Print the entire listing. Each line must match the original exactly.

Entries with figure data
------------------------------------------------------------------------

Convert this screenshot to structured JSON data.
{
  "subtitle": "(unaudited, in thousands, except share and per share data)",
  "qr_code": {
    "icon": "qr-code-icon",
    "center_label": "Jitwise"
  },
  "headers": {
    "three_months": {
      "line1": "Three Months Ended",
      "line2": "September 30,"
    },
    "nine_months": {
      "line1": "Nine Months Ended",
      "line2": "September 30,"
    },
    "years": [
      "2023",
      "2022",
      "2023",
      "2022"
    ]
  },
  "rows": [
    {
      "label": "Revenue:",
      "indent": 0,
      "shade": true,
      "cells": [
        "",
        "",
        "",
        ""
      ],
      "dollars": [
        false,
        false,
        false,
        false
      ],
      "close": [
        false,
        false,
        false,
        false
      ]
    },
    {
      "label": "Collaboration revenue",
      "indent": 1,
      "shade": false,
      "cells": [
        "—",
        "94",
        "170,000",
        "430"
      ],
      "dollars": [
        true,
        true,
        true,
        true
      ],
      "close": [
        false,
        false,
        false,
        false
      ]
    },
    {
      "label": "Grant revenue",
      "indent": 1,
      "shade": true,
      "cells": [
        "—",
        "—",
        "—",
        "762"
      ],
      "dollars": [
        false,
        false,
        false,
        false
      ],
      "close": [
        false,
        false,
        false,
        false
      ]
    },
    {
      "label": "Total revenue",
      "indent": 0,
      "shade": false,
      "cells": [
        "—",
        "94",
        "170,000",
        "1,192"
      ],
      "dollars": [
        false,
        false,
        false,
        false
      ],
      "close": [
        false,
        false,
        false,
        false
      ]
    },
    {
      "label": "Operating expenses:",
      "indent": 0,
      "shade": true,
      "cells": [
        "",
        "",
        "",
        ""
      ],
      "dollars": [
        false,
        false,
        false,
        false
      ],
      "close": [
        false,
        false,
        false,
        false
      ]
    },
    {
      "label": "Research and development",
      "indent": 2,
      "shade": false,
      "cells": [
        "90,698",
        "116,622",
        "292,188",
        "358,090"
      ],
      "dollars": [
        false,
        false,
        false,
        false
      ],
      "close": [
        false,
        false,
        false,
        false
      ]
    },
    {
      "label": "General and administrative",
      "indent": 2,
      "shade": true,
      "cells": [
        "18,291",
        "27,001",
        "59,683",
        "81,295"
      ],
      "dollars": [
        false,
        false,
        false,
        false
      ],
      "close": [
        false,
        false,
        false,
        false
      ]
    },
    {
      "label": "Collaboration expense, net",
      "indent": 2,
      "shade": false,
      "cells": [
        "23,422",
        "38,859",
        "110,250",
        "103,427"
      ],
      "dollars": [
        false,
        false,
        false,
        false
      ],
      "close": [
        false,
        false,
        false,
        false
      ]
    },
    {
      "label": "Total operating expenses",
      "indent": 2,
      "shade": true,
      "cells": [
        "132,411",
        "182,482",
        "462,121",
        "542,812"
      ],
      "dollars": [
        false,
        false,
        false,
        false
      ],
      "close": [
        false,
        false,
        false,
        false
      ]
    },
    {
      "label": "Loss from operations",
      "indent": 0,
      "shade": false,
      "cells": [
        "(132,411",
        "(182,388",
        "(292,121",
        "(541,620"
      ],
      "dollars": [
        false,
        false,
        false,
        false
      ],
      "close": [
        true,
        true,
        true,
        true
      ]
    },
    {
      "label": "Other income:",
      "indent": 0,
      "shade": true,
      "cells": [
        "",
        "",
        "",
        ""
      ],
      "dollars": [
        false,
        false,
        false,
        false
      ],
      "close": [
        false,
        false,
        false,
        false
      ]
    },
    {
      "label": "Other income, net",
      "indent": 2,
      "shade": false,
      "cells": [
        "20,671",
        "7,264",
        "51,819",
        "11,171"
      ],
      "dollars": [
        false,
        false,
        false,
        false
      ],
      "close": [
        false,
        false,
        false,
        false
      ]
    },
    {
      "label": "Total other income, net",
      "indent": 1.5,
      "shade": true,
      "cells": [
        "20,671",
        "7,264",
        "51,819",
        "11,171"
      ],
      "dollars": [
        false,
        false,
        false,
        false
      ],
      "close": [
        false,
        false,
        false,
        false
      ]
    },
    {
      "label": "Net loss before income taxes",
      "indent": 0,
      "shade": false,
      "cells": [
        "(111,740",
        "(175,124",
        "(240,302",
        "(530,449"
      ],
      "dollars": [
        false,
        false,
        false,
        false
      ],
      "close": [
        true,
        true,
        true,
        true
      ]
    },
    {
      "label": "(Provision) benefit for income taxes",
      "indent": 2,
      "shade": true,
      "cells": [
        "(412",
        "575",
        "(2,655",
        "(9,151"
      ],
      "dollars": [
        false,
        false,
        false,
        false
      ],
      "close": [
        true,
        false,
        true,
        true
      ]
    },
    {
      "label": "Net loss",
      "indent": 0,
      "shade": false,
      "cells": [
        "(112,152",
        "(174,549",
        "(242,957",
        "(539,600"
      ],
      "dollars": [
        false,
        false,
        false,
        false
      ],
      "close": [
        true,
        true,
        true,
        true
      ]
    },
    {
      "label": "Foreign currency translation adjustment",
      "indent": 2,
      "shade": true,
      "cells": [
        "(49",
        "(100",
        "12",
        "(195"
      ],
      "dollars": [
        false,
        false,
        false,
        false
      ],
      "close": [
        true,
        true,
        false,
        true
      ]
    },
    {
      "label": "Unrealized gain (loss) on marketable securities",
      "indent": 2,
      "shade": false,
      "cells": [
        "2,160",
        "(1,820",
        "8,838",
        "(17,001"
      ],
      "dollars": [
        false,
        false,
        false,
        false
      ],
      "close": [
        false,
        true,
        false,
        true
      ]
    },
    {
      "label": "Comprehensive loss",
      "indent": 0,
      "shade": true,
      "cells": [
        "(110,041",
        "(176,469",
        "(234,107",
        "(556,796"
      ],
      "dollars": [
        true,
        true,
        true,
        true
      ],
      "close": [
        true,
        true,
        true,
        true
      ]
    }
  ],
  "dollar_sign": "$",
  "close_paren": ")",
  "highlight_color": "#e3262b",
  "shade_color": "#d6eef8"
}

------------------------------------------------------------------------

_Task response_:
Convert this screenshot to structured JSON data.
{
  "subtitle": "(unaudited, in thousands, except share and per share data)",
  "qr_code": {
    "icon": "qr-code-icon",
    "center_label": "Jitwise"
  },
  "headers": {
    "three_months": {
      "line1": "Three Months Ended",
      "line2": "September 30,"
    },
    "nine_months": {
      "line1": "Nine Months Ended",
      "line2": "September 30,"
    },
    "years": [
      "2023",
      "2022",
      "2023",
      "2022"
    ]
  },
  "rows": [
    {
      "label": "Revenue:",
      "indent": 0,
      "shade": true,
      "cells": [
        "",
        "",
        "",
        ""
      ],
      "dollars": [
        false,
        false,
        false,
        false
      ],
      "close": [
        false,
        false,
        false,
        false
      ]
    },
    {
      "label": "Collaboration revenue",
      "indent": 1,
      "shade": false,
      "cells": [
        "—",
        "94",
        "170,000",
        "430"
      ],
      "dollars": [
        true,
        true,
        true,
        true
      ],
      "close": [
        false,
        false,
        false,
        false
      ]
    },
    {
      "label": "Grant revenue",
      "indent": 1,
      "shade": true,
      "cells": [
        "—",
        "—",
        "—",
        "762"
      ],
      "dollars": [
        false,
        false,
        false,
        false
      ],
      "close": [
        false,
        false,
        false,
        false
      ]
    },
    {
      "label": "Total revenue",
      "indent": 0,
      "shade": false,
      "cells": [
        "—",
        "94",
        "170,000",
        "1,192"
      ],
      "dollars": [
        false,
        false,
        false,
        false
      ],
      "close": [
        false,
        false,
        false,
        false
      ]
    },
    {
      "label": "Operating expenses:",
      "indent": 0,
      "shade": true,
      "cells": [
        "",
        "",
        "",
        ""
      ],
      "dollars": [
        false,
        false,
        false,
        false
      ],
      "close": [
        false,
        false,
        false,
        false
      ]
    },
    {
      "label": "Research and development",
      "indent": 2,
      "shade": false,
      "cells": [
        "90,698",
        "116,622",
        "292,188",
        "358,090"
      ],
      "dollars": [
        false,
        false,
        false,
        false
      ],
      "close": [
        false,
        false,
        false,
        false
      ]
    },
    {
      "label": "General and administrative",
      "indent": 2,
      "shade": true,
      "cells": [
        "18,291",
        "27,001",
        "59,683",
        "81,295"
      ],
      "dollars": [
        false,
        false,
        false,
        false
      ],
      "close": [
        false,
        false,
        false,
        false
      ]
    },
    {
      "label": "Collaboration expense, net",
      "indent": 2,
      "shade": false,
      "cells": [
        "23,422",
        "38,859",
        "110,250",
        "103,427"
      ],
      "dollars": [
        false,
        false,
        false,
        false
      ],
      "close": [
        false,
        false,
        false,
        false
      ]
    },
    {
      "label": "Total operating expenses",
      "indent": 2,
      "shade": true,
      "cells": [
        "132,411",
        "182,482",
        "462,121",
        "542,812"
      ],
      "dollars": [
        false,
        false,
        false,
        false
      ],
      "close": [
        false,
        false,
        false,
        false
      ]
    },
    {
      "label": "Loss from operations",
      "indent": 0,
      "shade": false,
      "cells": [
        "(132,411",
        "(182,388",
        "(292,121",
        "(541,620"
      ],
      "dollars": [
        false,
        false,
        false,
        false
      ],
      "close": [
        true,
        true,
        true,
        true
      ]
    },
    {
      "label": "Other income:",
      "indent": 0,
      "shade": true,
      "cells": [
        "",
        "",
        "",
        ""
      ],
      "dollars": [
        false,
        false,
        false,
        false
      ],
      "close": [
        false,
        false,
        false,
        false
      ]
    },
    {
      "label": "Other income, net",
      "indent": 2,
      "shade": false,
      "cells": [
        "20,671",
        "7,264",
        "51,819",
        "11,171"
      ],
      "dollars": [
        false,
        false,
        false,
        false
      ],
      "close": [
        false,
        false,
        false,
        false
      ]
    },
    {
      "label": "Total other income, net",
      "indent": 1.5,
      "shade": true,
      "cells": [
        "20,671",
        "7,264",
        "51,819",
        "11,171"
      ],
      "dollars": [
        false,
        false,
        false,
        false
      ],
      "close": [
        false,
        false,
        false,
        false
      ]
    },
    {
      "label": "Net loss before income taxes",
      "indent": 0,
      "shade": false,
      "cells": [
        "(111,740",
        "(175,124",
        "(240,302",
        "(530,449"
      ],
      "dollars": [
        false,
        false,
        false,
        false
      ],
      "close": [
        true,
        true,
        true,
        true
      ]
    },
    {
      "label": "(Provision) benefit for income taxes",
      "indent": 2,
      "shade": true,
      "cells": [
        "(412",
        "575",
        "(2,655",
        "(9,151"
      ],
      "dollars": [
        false,
        false,
        false,
        false
      ],
      "close": [
        true,
        false,
        true,
        true
      ]
    },
    {
      "label": "Net loss",
      "indent": 0,
      "shade": false,
      "cells": [
        "(112,152",
        "(174,549",
        "(242,957",
        "(539,600"
      ],
      "dollars": [
        false,
        false,
        false,
        false
      ],
      "close": [
        true,
        true,
        true,
        true
      ]
    },
    {
      "label": "Foreign currency translation adjustment",
      "indent": 2,
      "shade": true,
      "cells": [
        "(49",
        "(100",
        "12",
        "(195"
      ],
      "dollars": [
        false,
        false,
        false,
        false
      ],
      "close": [
        true,
        true,
        false,
        true
      ]
    },
    {
      "label": "Unrealized gain (loss) on marketable securities",
      "indent": 2,
      "shade": false,
      "cells": [
        "2,160",
        "(1,820",
        "8,838",
        "(17,001"
      ],
      "dollars": [
        false,
        false,
        false,
        false
      ],
      "close": [
        false,
        true,
        false,
        true
      ]
    },
    {
      "label": "Comprehensive loss",
      "indent": 0,
      "shade": true,
      "cells": [
        "(110,041",
        "(176,469",
        "(234,107",
        "(556,796"
      ],
      "dollars": [
        true,
        true,
        true,
        true
      ],
      "close": [
        true,
        true,
        true,
        true
      ]
    }
  ],
  "dollar_sign": "$",
  "close_paren": ")",
  "highlight_color": "#e3262b",
  "shade_color": "#d6eef8"
}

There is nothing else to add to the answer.